_TASK DETAILS_
Write out every entry word for word.

#### GIVEN RECORDS ####

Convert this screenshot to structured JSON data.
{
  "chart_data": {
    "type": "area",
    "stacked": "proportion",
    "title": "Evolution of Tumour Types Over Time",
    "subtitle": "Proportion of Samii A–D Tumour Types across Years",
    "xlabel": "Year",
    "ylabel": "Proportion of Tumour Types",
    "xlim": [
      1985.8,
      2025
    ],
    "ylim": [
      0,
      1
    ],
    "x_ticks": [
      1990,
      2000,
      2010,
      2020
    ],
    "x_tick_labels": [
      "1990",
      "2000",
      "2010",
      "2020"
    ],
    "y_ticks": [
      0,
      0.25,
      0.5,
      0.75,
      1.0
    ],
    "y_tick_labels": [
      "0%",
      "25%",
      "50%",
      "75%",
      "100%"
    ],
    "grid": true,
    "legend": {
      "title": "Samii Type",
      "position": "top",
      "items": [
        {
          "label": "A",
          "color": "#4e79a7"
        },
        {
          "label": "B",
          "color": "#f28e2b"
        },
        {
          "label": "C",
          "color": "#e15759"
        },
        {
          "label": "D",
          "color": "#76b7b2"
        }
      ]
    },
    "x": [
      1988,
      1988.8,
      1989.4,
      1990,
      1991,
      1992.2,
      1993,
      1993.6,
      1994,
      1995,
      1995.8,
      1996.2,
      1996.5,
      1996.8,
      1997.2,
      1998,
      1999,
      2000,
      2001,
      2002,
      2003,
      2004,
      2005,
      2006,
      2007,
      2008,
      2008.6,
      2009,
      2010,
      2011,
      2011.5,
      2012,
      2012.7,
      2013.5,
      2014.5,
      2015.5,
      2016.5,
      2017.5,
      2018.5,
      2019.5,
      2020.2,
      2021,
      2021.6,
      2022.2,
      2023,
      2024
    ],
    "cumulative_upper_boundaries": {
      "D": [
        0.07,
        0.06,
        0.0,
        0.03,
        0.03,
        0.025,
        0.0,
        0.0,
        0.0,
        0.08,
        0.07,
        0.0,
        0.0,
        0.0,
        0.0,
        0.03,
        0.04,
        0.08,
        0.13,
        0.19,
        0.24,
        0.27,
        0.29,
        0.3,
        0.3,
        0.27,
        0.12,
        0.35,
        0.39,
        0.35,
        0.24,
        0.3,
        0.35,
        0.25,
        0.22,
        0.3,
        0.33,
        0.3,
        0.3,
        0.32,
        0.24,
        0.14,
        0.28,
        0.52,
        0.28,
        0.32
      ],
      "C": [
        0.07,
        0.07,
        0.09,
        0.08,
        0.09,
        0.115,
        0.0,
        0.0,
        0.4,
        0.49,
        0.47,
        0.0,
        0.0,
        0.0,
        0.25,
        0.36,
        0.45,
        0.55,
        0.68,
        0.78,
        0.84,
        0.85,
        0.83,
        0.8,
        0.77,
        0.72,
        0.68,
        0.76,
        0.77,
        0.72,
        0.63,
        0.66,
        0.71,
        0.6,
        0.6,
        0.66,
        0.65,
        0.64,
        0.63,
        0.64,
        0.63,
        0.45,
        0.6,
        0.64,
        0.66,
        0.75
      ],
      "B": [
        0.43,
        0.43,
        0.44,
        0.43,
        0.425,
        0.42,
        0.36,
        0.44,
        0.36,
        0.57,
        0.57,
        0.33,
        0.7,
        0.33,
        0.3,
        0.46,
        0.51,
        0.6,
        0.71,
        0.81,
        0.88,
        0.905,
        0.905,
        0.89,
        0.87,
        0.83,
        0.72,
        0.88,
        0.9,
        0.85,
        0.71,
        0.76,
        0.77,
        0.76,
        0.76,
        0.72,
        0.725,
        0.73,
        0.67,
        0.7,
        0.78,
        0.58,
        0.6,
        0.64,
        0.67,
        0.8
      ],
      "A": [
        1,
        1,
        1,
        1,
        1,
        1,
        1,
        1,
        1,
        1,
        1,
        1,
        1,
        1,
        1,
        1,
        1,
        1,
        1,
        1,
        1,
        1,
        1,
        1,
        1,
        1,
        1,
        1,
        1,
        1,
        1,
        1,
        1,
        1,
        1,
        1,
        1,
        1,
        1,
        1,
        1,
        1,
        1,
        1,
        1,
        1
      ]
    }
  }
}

####

_EXPECTED OUTPUT_
Convert this screenshot to structured JSON data.
{
  "chart_data": {
    "type": "area",
    "stacked": "proportion",
    "title": "Evolution of Tumour Types Over Time",
    "subtitle": "Proportion of Samii A–D Tumour Types across Years",
    "xlabel": "Year",
    "ylabel": "Proportion of Tumour Types",
    "xlim": [
      1985.8,
      2025
    ],
    "ylim": [
      0,
      1
    ],
    "x_ticks": [
      1990,
      2000,
      2010,
      2020
    ],
    "x_tick_labels": [
      "1990",
      "2000",
      "2010",
      "2020"
    ],
    "y_ticks": [
      0,
      0.25,
      0.5,
      0.75,
      1.0
    ],
    "y_tick_labels": [
      "0%",
      "25%",
      "50%",
      "75%",
      "100%"
    ],
    "grid": true,
    "legend": {
      "title": "Samii Type",
      "position": "top",
      "items": [
        {
          "label": "A",
          "color": "#4e79a7"
        },
        {
          "label": "B",
          "color": "#f28e2b"
        },
        {
          "label": "C",
          "color": "#e15759"
        },
        {
          "label": "D",
          "color": "#76b7b2"
        }
      ]
    },
    "x": [
      1988,
      1988.8,
      1989.4,
      1990,
      1991,
      1992.2,
      1993,
      1993.6,
      1994,
      1995,
      1995.8,
      1996.2,
      1996.5,
      1996.8,
      1997.2,
      1998,
      1999,
      2000,
      2001,
      2002,
      2003,
      2004,
      2005,
      2006,
      2007,
      2008,
      2008.6,
      2009,
      2010,
      2011,
      2011.5,
      2012,
      2012.7,
      2013.5,
      2014.5,
      2015.5,
      2016.5,
      2017.5,
      2018.5,
      2019.5,
      2020.2,
      2021,
      2021.6,
      2022.2,
      2023,
      2024
    ],
    "cumulative_upper_boundaries": {
      "D": [
        0.07,
        0.06,
        0.0,
        0.03,
        0.03,
        0.025,
        0.0,
        0.0,
        0.0,
        0.08,
        0.07,
        0.0,
        0.0,
        0.0,
        0.0,
        0.03,
        0.04,
        0.08,
        0.13,
        0.19,
        0.24,
        0.27,
        0.29,
        0.3,
        0.3,
        0.27,
        0.12,
        0.35,
        0.39,
        0.35,
        0.24,
        0.3,
        0.35,
        0.25,
        0.22,
        0.3,
        0.33,
        0.3,
        0.3,
        0.32,
        0.24,
        0.14,
        0.28,
        0.52,
        0.28,
        0.32
      ],
      "C": [
        0.07,
        0.07,
        0.09,
        0.08,
        0.09,
        0.115,
        0.0,
        0.0,
        0.4,
        0.49,
        0.47,
        0.0,
        0.0,
        0.0,
        0.25,
        0.36,
        0.45,
        0.55,
        0.68,
        0.78,
        0.84,
        0.85,
        0.83,
        0.8,
        0.77,
        0.72,
        0.68,
        0.76,
        0.77,
        0.72,
        0.63,
        0.66,
        0.71,
        0.6,
        0.6,
        0.66,
        0.65,
        0.64,
        0.63,
        0.64,
        0.63,
        0.45,
        0.6,
        0.64,
        0.66,
        0.75
      ],
      "B": [
        0.43,
        0.43,
        0.44,
        0.43,
        0.425,
        0.42,
        0.36,
        0.44,
        0.36,
        0.57,
        0.57,
        0.33,
        0.7,
        0.33,
        0.3,
        0.46,
        0.51,
        0.6,
        0.71,
        0.81,
        0.88,
        0.905,
        0.905,
        0.89,
        0.87,
        0.83,
        0.72,
        0.88,
        0.9,
        0.85,
        0.71,
        0.76,
        0.77,
        0.76,
        0.76,
        0.72,
        0.725,
        0.73,
        0.67,
        0.7,
        0.78,
        0.58,
        0.6,
        0.64,
        0.67,
        0.8
      ],
      "A": [
        1,
        1,
        1,
        1,
        1,
        1,
        1,
        1,
        1,
        1,
        1,
        1,
        1,
        1,
        1,
        1,
        1,
        1,
        1,
        1,
        1,
        1,
        1,
        1,
        1,
        1,
        1,
        1,
        1,
        1,
        1,
        1,
        1,
        1,
        1,
        1,
        1,
        1,
        1,
        1,
        1,
        1,
        1,
        1,
        1,
        1
      ]
    }
  }
}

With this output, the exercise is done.